> [Work to do]
What follows is a set of records; restate each one word for word and drop the pictures.

╔══

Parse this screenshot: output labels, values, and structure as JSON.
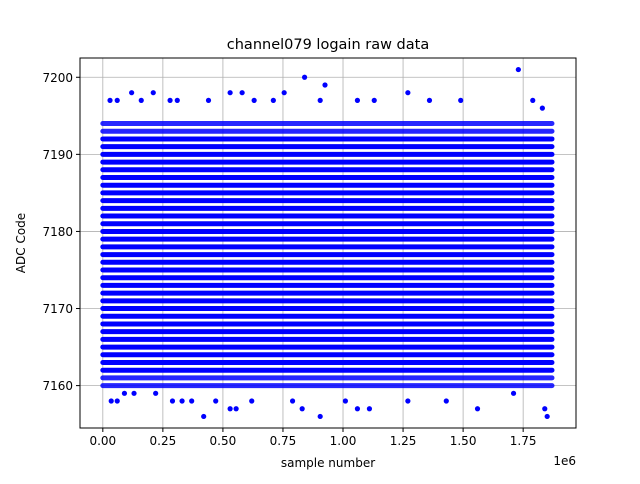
{
  "chart_data": {
    "type": "scatter",
    "title": "channel079 logain raw data",
    "xlabel": "sample number",
    "ylabel": "ADC Code",
    "x_offset_label": "1e6",
    "xlim": [
      -0.095,
      1.97
    ],
    "ylim": [
      7154.5,
      7202.5
    ],
    "xticks": [
      0.0,
      0.25,
      0.5,
      0.75,
      1.0,
      1.25,
      1.5,
      1.75
    ],
    "xtick_labels": [
      "0.00",
      "0.25",
      "0.50",
      "0.75",
      "1.00",
      "1.25",
      "1.50",
      "1.75"
    ],
    "yticks": [
      7160,
      7170,
      7180,
      7190,
      7200
    ],
    "ytick_labels": [
      "7160",
      "7170",
      "7180",
      "7190",
      "7200"
    ],
    "grid": true,
    "marker_color": "#0000ff",
    "dense_band": {
      "x_start": 0.0,
      "x_end": 1.87,
      "y_min": 7160,
      "y_max": 7194
    },
    "outliers": [
      {
        "x": 0.035,
        "y": 7158
      },
      {
        "x": 0.06,
        "y": 7158
      },
      {
        "x": 0.09,
        "y": 7159
      },
      {
        "x": 0.13,
        "y": 7159
      },
      {
        "x": 0.22,
        "y": 7159
      },
      {
        "x": 0.29,
        "y": 7158
      },
      {
        "x": 0.33,
        "y": 7158
      },
      {
        "x": 0.37,
        "y": 7158
      },
      {
        "x": 0.42,
        "y": 7156
      },
      {
        "x": 0.47,
        "y": 7158
      },
      {
        "x": 0.53,
        "y": 7157
      },
      {
        "x": 0.555,
        "y": 7157
      },
      {
        "x": 0.62,
        "y": 7158
      },
      {
        "x": 0.79,
        "y": 7158
      },
      {
        "x": 0.83,
        "y": 7157
      },
      {
        "x": 0.905,
        "y": 7156
      },
      {
        "x": 1.01,
        "y": 7158
      },
      {
        "x": 1.06,
        "y": 7157
      },
      {
        "x": 1.11,
        "y": 7157
      },
      {
        "x": 1.27,
        "y": 7158
      },
      {
        "x": 1.43,
        "y": 7158
      },
      {
        "x": 1.56,
        "y": 7157
      },
      {
        "x": 1.71,
        "y": 7159
      },
      {
        "x": 1.84,
        "y": 7157
      },
      {
        "x": 1.85,
        "y": 7156
      },
      {
        "x": 0.03,
        "y": 7197
      },
      {
        "x": 0.06,
        "y": 7197
      },
      {
        "x": 0.12,
        "y": 7198
      },
      {
        "x": 0.16,
        "y": 7197
      },
      {
        "x": 0.21,
        "y": 7198
      },
      {
        "x": 0.28,
        "y": 7197
      },
      {
        "x": 0.31,
        "y": 7197
      },
      {
        "x": 0.44,
        "y": 7197
      },
      {
        "x": 0.53,
        "y": 7198
      },
      {
        "x": 0.58,
        "y": 7198
      },
      {
        "x": 0.63,
        "y": 7197
      },
      {
        "x": 0.71,
        "y": 7197
      },
      {
        "x": 0.755,
        "y": 7198
      },
      {
        "x": 0.84,
        "y": 7200
      },
      {
        "x": 0.905,
        "y": 7197
      },
      {
        "x": 0.925,
        "y": 7199
      },
      {
        "x": 1.06,
        "y": 7197
      },
      {
        "x": 1.13,
        "y": 7197
      },
      {
        "x": 1.27,
        "y": 7198
      },
      {
        "x": 1.36,
        "y": 7197
      },
      {
        "x": 1.49,
        "y": 7197
      },
      {
        "x": 1.73,
        "y": 7201
      },
      {
        "x": 1.79,
        "y": 7197
      },
      {
        "x": 1.83,
        "y": 7196
      }
    ]
  }
}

╚══

> [Full solution]
Parse this screenshot: output labels, values, and structure as JSON.
{
  "chart_data": {
    "type": "scatter",
    "title": "channel079 logain raw data",
    "xlabel": "sample number",
    "ylabel": "ADC Code",
    "x_offset_label": "1e6",
    "xlim": [
      -0.095,
      1.97
    ],
    "ylim": [
      7154.5,
      7202.5
    ],
    "xticks": [
      0.0,
      0.25,
      0.5,
      0.75,
      1.0,
      1.25,
      1.5,
      1.75
    ],
    "xtick_labels": [
      "0.00",
      "0.25",
      "0.50",
      "0.75",
      "1.00",
      "1.25",
      "1.50",
      "1.75"
    ],
    "yticks": [
      7160,
      7170,
      7180,
      7190,
      7200
    ],
    "ytick_labels": [
      "7160",
      "7170",
      "7180",
      "7190",
      "7200"
    ],
    "grid": true,
    "marker_color": "#0000ff",
    "dense_band": {
      "x_start": 0.0,
      "x_end": 1.87,
      "y_min": 7160,
      "y_max": 7194
    },
    "outliers": [
      {
        "x": 0.035,
        "y": 7158
      },
      {
        "x": 0.06,
        "y": 7158
      },
      {
        "x": 0.09,
        "y": 7159
      },
      {
        "x": 0.13,
        "y": 7159
      },
      {
        "x": 0.22,
        "y": 7159
      },
      {
        "x": 0.29,
        "y": 7158
      },
      {
        "x": 0.33,
        "y": 7158
      },
      {
        "x": 0.37,
        "y": 7158
      },
      {
        "x": 0.42,
        "y": 7156
      },
      {
        "x": 0.47,
        "y": 7158
      },
      {
        "x": 0.53,
        "y": 7157
      },
      {
        "x": 0.555,
        "y": 7157
      },
      {
        "x": 0.62,
        "y": 7158
      },
      {
        "x": 0.79,
        "y": 7158
      },
      {
        "x": 0.83,
        "y": 7157
      },
      {
        "x": 0.905,
        "y": 7156
      },
      {
        "x": 1.01,
        "y": 7158
      },
      {
        "x": 1.06,
        "y": 7157
      },
      {
        "x": 1.11,
        "y": 7157
      },
      {
        "x": 1.27,
        "y": 7158
      },
      {
        "x": 1.43,
        "y": 7158
      },
      {
        "x": 1.56,
        "y": 7157
      },
      {
        "x": 1.71,
        "y": 7159
      },
      {
        "x": 1.84,
        "y": 7157
      },
      {
        "x": 1.85,
        "y": 7156
      },
      {
        "x": 0.03,
        "y": 7197
      },
      {
        "x": 0.06,
        "y": 7197
      },
      {
        "x": 0.12,
        "y": 7198
      },
      {
        "x": 0.16,
        "y": 7197
      },
      {
        "x": 0.21,
        "y": 7198
      },
      {
        "x": 0.28,
        "y": 7197
      },
      {
        "x": 0.31,
        "y": 7197
      },
      {
        "x": 0.44,
        "y": 7197
      },
      {
        "x": 0.53,
        "y": 7198
      },
      {
        "x": 0.58,
        "y": 7198
      },
      {
        "x": 0.63,
        "y": 7197
      },
      {
        "x": 0.71,
        "y": 7197
      },
      {
        "x": 0.755,
        "y": 7198
      },
      {
        "x": 0.84,
        "y": 7200
      },
      {
        "x": 0.905,
        "y": 7197
      },
      {
        "x": 0.925,
        "y": 7199
      },
      {
        "x": 1.06,
        "y": 7197
      },
      {
        "x": 1.13,
        "y": 7197
      },
      {
        "x": 1.27,
        "y": 7198
      },
      {
        "x": 1.36,
        "y": 7197
      },
      {
        "x": 1.49,
        "y": 7197
      },
      {
        "x": 1.73,
        "y": 7201
      },
      {
        "x": 1.79,
        "y": 7197
      },
      {
        "x": 1.83,
        "y": 7196
      }
    ]
  }
}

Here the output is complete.